Saved entries:
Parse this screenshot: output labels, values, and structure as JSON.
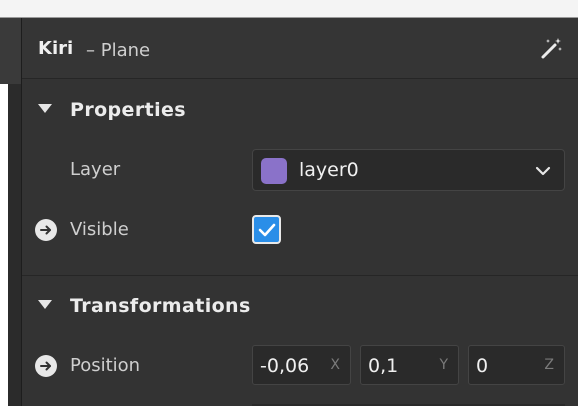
{
  "header": {
    "object_name": "Kiri",
    "object_kind": "– Plane",
    "magic_icon": "magic-wand-icon"
  },
  "properties": {
    "title": "Properties",
    "layer_label": "Layer",
    "layer_value": "layer0",
    "layer_color": "#8a72c9",
    "visible_label": "Visible",
    "visible_checked": true,
    "checkbox_color": "#2a8ee8"
  },
  "transformations": {
    "title": "Transformations",
    "position_label": "Position",
    "position": {
      "x": "-0,06",
      "x_axis": "X",
      "y": "0,1",
      "y_axis": "Y",
      "z": "0",
      "z_axis": "Z"
    }
  }
}
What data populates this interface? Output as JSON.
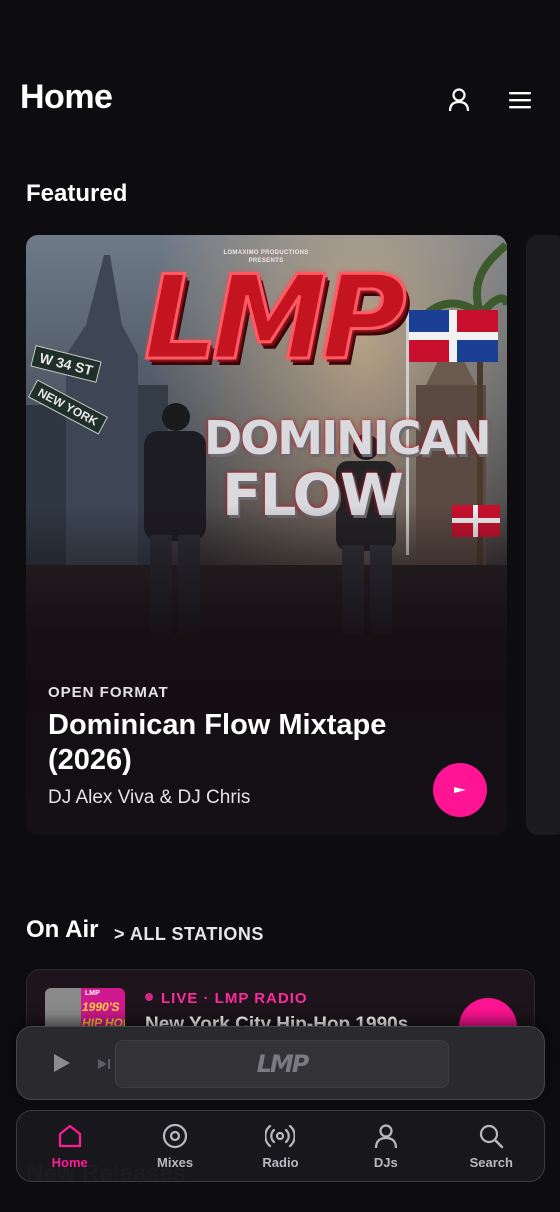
{
  "header": {
    "title": "Home",
    "profile_icon": "user-icon",
    "menu_icon": "hamburger-menu-icon"
  },
  "featured": {
    "section_title": "Featured",
    "card": {
      "artwork": {
        "presents_line1": "LOMAXIMO PRODUCTIONS",
        "presents_line2": "PRESENTS",
        "logo": "LMP",
        "line1": "DOMINICAN",
        "line2": "FLOW",
        "sign1": "W 34 ST",
        "sign2": "NEW YORK"
      },
      "category": "OPEN FORMAT",
      "title": "Dominican Flow Mixtape (2026)",
      "artist": "DJ Alex Viva & DJ Chris"
    }
  },
  "on_air": {
    "section_title": "On Air",
    "link": "> ALL STATIONS",
    "station": {
      "thumb_text1": "LMP",
      "thumb_text2": "1990'S",
      "thumb_text3": "HIP HOP",
      "live_label": "LIVE · LMP RADIO",
      "name": "New York City Hip-Hop 1990s"
    }
  },
  "mini_player": {
    "logo": "LMP"
  },
  "hidden_section": {
    "title": "New Releases"
  },
  "nav": {
    "items": [
      {
        "label": "Home",
        "icon": "home-icon",
        "active": true
      },
      {
        "label": "Mixes",
        "icon": "disc-icon",
        "active": false
      },
      {
        "label": "Radio",
        "icon": "radio-broadcast-icon",
        "active": false
      },
      {
        "label": "DJs",
        "icon": "user-icon",
        "active": false
      },
      {
        "label": "Search",
        "icon": "search-icon",
        "active": false
      }
    ]
  },
  "colors": {
    "background": "#0d0d0f",
    "accent": "#ff1493",
    "card": "#1d151b"
  }
}
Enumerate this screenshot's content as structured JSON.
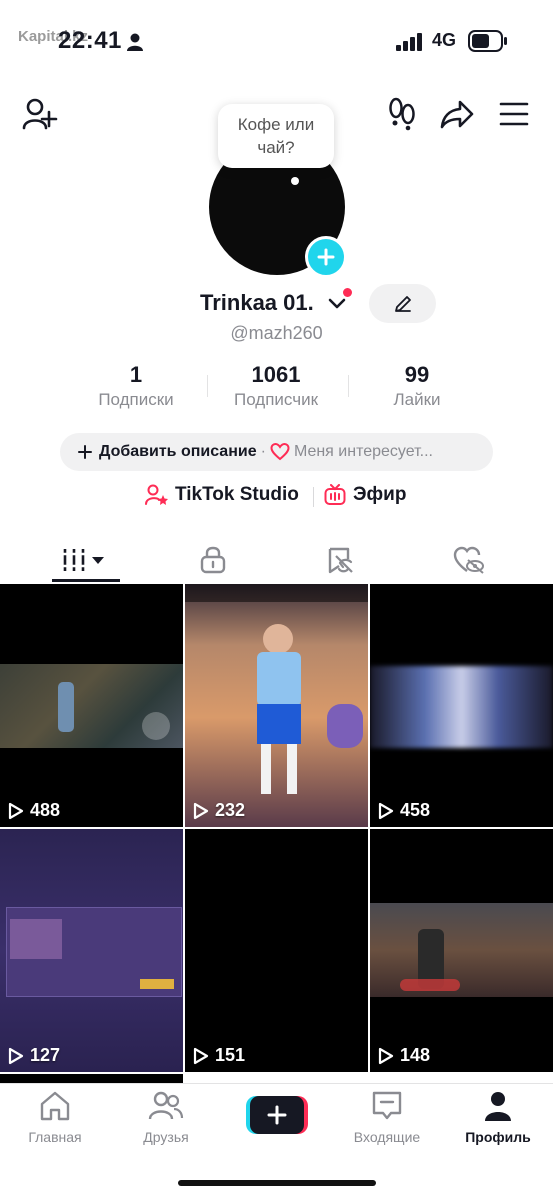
{
  "status_bar": {
    "time": "22:41",
    "network": "4G",
    "watermark": "Kapital.kz"
  },
  "profile": {
    "note_bubble": "Кофе или чай?",
    "name": "Trinkaa 01.",
    "handle": "@mazh260",
    "stats": [
      {
        "value": "1",
        "label": "Подписки"
      },
      {
        "value": "1061",
        "label": "Подписчик"
      },
      {
        "value": "99",
        "label": "Лайки"
      }
    ],
    "bio_add": "Добавить описание",
    "bio_separator": "·",
    "bio_interests": "Меня интересует...",
    "studio_label": "TikTok Studio",
    "live_label": "Эфир"
  },
  "tabs": [
    {
      "name": "videos",
      "icon": "grid-icon",
      "active": true
    },
    {
      "name": "private",
      "icon": "lock-icon",
      "active": false
    },
    {
      "name": "reposts",
      "icon": "repost-icon",
      "active": false
    },
    {
      "name": "liked",
      "icon": "heart-hidden-icon",
      "active": false
    }
  ],
  "videos": [
    {
      "views": "488"
    },
    {
      "views": "232"
    },
    {
      "views": "458"
    },
    {
      "views": "127"
    },
    {
      "views": "151"
    },
    {
      "views": "148"
    }
  ],
  "bottom_nav": [
    {
      "label": "Главная",
      "icon": "home-icon"
    },
    {
      "label": "Друзья",
      "icon": "friends-icon"
    },
    {
      "label": "",
      "icon": "create-icon"
    },
    {
      "label": "Входящие",
      "icon": "inbox-icon"
    },
    {
      "label": "Профиль",
      "icon": "profile-icon"
    }
  ],
  "colors": {
    "accent": "#fe2c55",
    "cyan": "#20d5ec",
    "text": "#161823",
    "muted": "#8a8b91"
  }
}
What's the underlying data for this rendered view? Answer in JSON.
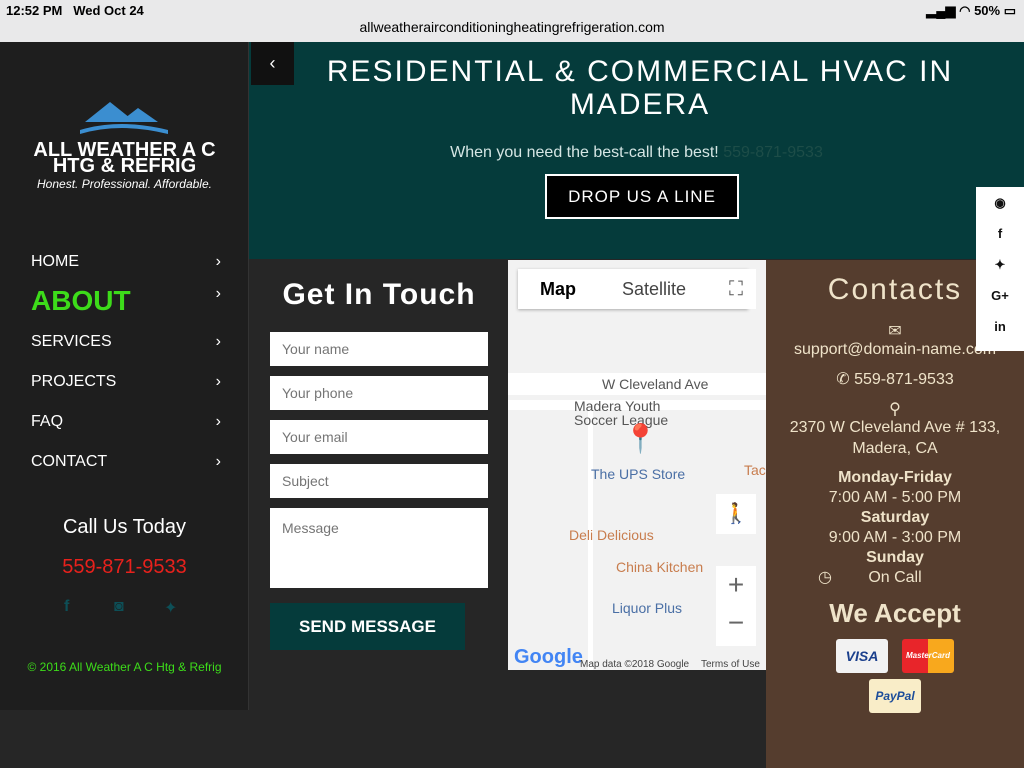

Exercise - Leave out the pictures and reproduce the rest of the listing exactly.

Output -
Parse this screenshot: output labels, values, and structure as JSON.
{
  "header": {
    "object_name": "Kiri",
    "object_kind": "– Plane",
    "magic_icon": "magic-wand-icon"
  },
  "properties": {
    "title": "Properties",
    "layer_label": "Layer",
    "layer_value": "layer0",
    "layer_color": "#8a72c9",
    "visible_label": "Visible",
    "visible_checked": true,
    "checkbox_color": "#2a8ee8"
  },
  "transformations": {
    "title": "Transformations",
    "position_label": "Position",
    "position": {
      "x": "-0,06",
      "x_axis": "X",
      "y": "0,1",
      "y_axis": "Y",
      "z": "0",
      "z_axis": "Z"
    }
  }
}
What data populates this interface? Output as JSON.
{
  "header": {
    "title": "Home",
    "profile_icon": "user-icon",
    "menu_icon": "hamburger-menu-icon"
  },
  "featured": {
    "section_title": "Featured",
    "card": {
      "artwork": {
        "presents_line1": "LOMAXIMO PRODUCTIONS",
        "presents_line2": "PRESENTS",
        "logo": "LMP",
        "line1": "DOMINICAN",
        "line2": "FLOW",
        "sign1": "W 34 ST",
        "sign2": "NEW YORK"
      },
      "category": "OPEN FORMAT",
      "title": "Dominican Flow Mixtape (2026)",
      "artist": "DJ Alex Viva & DJ Chris"
    }
  },
  "on_air": {
    "section_title": "On Air",
    "link": "> ALL STATIONS",
    "station": {
      "thumb_text1": "LMP",
      "thumb_text2": "1990'S",
      "thumb_text3": "HIP HOP",
      "live_label": "LIVE · LMP RADIO",
      "name": "New York City Hip-Hop 1990s"
    }
  },
  "mini_player": {
    "logo": "LMP"
  },
  "hidden_section": {
    "title": "New Releases"
  },
  "nav": {
    "items": [
      {
        "label": "Home",
        "icon": "home-icon",
        "active": true
      },
      {
        "label": "Mixes",
        "icon": "disc-icon",
        "active": false
      },
      {
        "label": "Radio",
        "icon": "radio-broadcast-icon",
        "active": false
      },
      {
        "label": "DJs",
        "icon": "user-icon",
        "active": false
      },
      {
        "label": "Search",
        "icon": "search-icon",
        "active": false
      }
    ]
  },
  "colors": {
    "background": "#0d0d0f",
    "accent": "#ff1493",
    "card": "#1d151b"
  }
}
Enumerate this screenshot's content as structured JSON.
{
  "status_bar": {
    "time": "22:41",
    "network": "4G",
    "watermark": "Kapital.kz"
  },
  "profile": {
    "note_bubble": "Кофе или чай?",
    "name": "Trinkaa 01.",
    "handle": "@mazh260",
    "stats": [
      {
        "value": "1",
        "label": "Подписки"
      },
      {
        "value": "1061",
        "label": "Подписчик"
      },
      {
        "value": "99",
        "label": "Лайки"
      }
    ],
    "bio_add": "Добавить описание",
    "bio_separator": "·",
    "bio_interests": "Меня интересует...",
    "studio_label": "TikTok Studio",
    "live_label": "Эфир"
  },
  "tabs": [
    {
      "name": "videos",
      "icon": "grid-icon",
      "active": true
    },
    {
      "name": "private",
      "icon": "lock-icon",
      "active": false
    },
    {
      "name": "reposts",
      "icon": "repost-icon",
      "active": false
    },
    {
      "name": "liked",
      "icon": "heart-hidden-icon",
      "active": false
    }
  ],
  "videos": [
    {
      "views": "488"
    },
    {
      "views": "232"
    },
    {
      "views": "458"
    },
    {
      "views": "127"
    },
    {
      "views": "151"
    },
    {
      "views": "148"
    }
  ],
  "bottom_nav": [
    {
      "label": "Главная",
      "icon": "home-icon"
    },
    {
      "label": "Друзья",
      "icon": "friends-icon"
    },
    {
      "label": "",
      "icon": "create-icon"
    },
    {
      "label": "Входящие",
      "icon": "inbox-icon"
    },
    {
      "label": "Профиль",
      "icon": "profile-icon"
    }
  ],
  "colors": {
    "accent": "#fe2c55",
    "cyan": "#20d5ec",
    "text": "#161823",
    "muted": "#8a8b91"
  }
}
What's the underlying data for this rendered view? Answer in JSON.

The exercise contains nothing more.